→ Written request:
Where a line holds the word "desc", copy that line.

[Some records]
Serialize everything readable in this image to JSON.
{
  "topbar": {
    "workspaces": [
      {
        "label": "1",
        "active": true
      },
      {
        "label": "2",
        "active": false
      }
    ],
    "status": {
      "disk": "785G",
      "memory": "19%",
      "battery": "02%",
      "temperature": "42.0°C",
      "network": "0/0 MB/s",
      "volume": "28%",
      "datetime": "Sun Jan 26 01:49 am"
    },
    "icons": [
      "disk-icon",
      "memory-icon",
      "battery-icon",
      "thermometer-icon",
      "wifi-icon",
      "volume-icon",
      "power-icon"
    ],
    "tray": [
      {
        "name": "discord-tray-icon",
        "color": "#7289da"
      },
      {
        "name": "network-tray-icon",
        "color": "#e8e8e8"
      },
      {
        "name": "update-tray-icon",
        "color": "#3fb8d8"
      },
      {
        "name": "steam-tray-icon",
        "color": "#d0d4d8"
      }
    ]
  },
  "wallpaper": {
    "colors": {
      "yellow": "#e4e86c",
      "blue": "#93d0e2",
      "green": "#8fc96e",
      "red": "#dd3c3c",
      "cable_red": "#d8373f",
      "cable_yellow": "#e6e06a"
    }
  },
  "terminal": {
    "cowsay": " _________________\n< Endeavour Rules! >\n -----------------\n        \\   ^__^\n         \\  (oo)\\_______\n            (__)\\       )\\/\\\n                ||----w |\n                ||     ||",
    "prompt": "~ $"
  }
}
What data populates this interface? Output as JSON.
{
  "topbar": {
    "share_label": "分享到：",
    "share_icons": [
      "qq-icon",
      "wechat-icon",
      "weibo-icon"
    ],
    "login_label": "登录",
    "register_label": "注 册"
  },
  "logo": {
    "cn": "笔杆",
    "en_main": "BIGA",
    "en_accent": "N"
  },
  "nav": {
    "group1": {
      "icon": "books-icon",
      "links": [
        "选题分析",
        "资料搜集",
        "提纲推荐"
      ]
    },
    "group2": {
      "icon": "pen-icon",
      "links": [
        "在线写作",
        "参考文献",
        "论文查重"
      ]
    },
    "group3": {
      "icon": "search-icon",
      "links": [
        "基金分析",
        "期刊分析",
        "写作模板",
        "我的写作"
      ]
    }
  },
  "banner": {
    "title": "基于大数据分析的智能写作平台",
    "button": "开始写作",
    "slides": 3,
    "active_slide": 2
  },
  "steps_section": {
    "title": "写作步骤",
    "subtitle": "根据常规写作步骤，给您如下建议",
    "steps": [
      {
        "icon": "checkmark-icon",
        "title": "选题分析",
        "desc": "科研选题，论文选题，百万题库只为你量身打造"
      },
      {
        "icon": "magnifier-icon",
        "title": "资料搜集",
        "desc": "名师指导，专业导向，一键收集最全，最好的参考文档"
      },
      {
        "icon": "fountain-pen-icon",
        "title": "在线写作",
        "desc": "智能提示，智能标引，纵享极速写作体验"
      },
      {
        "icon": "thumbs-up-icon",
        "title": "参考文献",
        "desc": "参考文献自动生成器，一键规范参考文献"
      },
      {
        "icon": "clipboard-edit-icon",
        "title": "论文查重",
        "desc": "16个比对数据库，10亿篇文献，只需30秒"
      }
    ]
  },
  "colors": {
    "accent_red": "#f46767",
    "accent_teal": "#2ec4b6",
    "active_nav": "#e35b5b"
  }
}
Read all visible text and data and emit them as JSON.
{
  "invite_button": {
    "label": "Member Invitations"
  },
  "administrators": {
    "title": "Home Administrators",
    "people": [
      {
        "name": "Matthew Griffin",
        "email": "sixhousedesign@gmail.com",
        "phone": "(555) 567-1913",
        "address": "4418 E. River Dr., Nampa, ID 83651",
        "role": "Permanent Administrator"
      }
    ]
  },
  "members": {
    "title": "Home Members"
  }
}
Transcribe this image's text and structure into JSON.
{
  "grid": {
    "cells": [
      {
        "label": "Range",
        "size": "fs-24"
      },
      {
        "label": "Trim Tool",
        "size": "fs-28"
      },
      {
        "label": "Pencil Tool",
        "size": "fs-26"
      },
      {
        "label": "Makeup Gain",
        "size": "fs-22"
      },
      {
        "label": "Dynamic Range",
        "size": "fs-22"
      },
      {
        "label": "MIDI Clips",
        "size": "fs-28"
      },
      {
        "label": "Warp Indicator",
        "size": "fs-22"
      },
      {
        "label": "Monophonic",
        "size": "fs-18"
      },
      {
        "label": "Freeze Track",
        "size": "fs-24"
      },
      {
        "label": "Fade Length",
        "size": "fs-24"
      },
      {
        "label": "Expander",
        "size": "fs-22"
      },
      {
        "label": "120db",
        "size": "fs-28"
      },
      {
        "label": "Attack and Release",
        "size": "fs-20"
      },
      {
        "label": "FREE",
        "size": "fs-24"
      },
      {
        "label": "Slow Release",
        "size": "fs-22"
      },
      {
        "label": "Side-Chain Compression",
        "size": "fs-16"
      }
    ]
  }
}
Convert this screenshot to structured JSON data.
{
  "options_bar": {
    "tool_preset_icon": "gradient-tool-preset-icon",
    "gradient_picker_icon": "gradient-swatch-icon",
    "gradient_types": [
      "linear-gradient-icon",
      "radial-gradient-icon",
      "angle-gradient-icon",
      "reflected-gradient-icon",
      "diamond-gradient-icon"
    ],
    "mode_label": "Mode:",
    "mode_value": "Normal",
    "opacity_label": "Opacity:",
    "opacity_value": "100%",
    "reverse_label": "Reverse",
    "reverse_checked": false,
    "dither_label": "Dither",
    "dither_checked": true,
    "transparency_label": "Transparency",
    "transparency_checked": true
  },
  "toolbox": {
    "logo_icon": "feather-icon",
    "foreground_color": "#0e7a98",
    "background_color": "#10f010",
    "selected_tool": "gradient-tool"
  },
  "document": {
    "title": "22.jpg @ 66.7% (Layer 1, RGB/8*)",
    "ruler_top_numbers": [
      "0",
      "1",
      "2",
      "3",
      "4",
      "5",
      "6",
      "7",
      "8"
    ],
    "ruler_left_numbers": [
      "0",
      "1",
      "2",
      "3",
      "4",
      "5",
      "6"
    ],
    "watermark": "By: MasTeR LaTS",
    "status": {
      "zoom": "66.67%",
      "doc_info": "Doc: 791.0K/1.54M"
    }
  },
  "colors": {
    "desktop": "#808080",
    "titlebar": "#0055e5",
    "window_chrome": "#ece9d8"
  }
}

→ The completed task:
        "desc": "科研选题，论文选题，百万题库只为你量身打造"
        "desc": "名师指导，专业导向，一键收集最全，最好的参考文档"
        "desc": "智能提示，智能标引，纵享极速写作体验"
        "desc": "参考文献自动生成器，一键规范参考文献"
        "desc": "16个比对数据库，10亿篇文献，只需30秒"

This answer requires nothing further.